#### Task details
List all lines of the data containing the word "icon".

#### Data to process
- - - -

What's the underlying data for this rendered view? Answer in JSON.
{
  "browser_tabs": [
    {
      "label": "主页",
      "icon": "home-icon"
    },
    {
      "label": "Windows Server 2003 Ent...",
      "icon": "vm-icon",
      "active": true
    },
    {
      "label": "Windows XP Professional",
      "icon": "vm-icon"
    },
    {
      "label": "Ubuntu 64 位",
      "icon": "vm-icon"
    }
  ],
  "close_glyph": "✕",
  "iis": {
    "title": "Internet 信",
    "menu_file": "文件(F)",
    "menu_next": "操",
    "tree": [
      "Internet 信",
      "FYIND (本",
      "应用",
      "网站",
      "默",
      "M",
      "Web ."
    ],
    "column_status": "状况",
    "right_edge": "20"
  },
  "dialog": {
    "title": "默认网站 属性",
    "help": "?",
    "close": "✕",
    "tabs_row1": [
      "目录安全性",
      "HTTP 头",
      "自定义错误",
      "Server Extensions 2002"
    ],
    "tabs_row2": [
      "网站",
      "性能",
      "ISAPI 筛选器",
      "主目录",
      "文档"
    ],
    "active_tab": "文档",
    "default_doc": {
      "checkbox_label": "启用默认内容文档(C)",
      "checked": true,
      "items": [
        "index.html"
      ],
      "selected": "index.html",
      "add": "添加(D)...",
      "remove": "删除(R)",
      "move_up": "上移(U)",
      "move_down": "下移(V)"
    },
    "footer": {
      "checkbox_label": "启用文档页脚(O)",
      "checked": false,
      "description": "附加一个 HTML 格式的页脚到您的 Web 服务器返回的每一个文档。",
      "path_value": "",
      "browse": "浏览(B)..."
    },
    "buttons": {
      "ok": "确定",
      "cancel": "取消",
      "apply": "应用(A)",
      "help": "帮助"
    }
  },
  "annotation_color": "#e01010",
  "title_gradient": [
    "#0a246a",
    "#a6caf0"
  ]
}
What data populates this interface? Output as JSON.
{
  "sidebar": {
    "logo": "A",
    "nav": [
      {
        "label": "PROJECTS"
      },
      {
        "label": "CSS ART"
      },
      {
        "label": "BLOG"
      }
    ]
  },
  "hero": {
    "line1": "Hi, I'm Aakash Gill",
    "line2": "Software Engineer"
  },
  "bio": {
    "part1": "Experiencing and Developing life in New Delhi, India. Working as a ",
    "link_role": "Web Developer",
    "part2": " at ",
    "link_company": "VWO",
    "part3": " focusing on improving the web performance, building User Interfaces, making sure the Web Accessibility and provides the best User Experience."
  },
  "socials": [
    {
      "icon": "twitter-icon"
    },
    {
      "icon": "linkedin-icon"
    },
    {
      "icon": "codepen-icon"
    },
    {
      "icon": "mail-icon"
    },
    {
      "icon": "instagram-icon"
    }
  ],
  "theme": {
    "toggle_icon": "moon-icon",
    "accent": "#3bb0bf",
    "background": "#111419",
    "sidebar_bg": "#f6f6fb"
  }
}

- - - -

#### Written answer
      "icon": "home-icon"
      "icon": "vm-icon",
      "icon": "vm-icon"
      "icon": "vm-icon"
      "icon": "twitter-icon"
      "icon": "linkedin-icon"
      "icon": "codepen-icon"
      "icon": "mail-icon"
      "icon": "instagram-icon"
    "toggle_icon": "moon-icon",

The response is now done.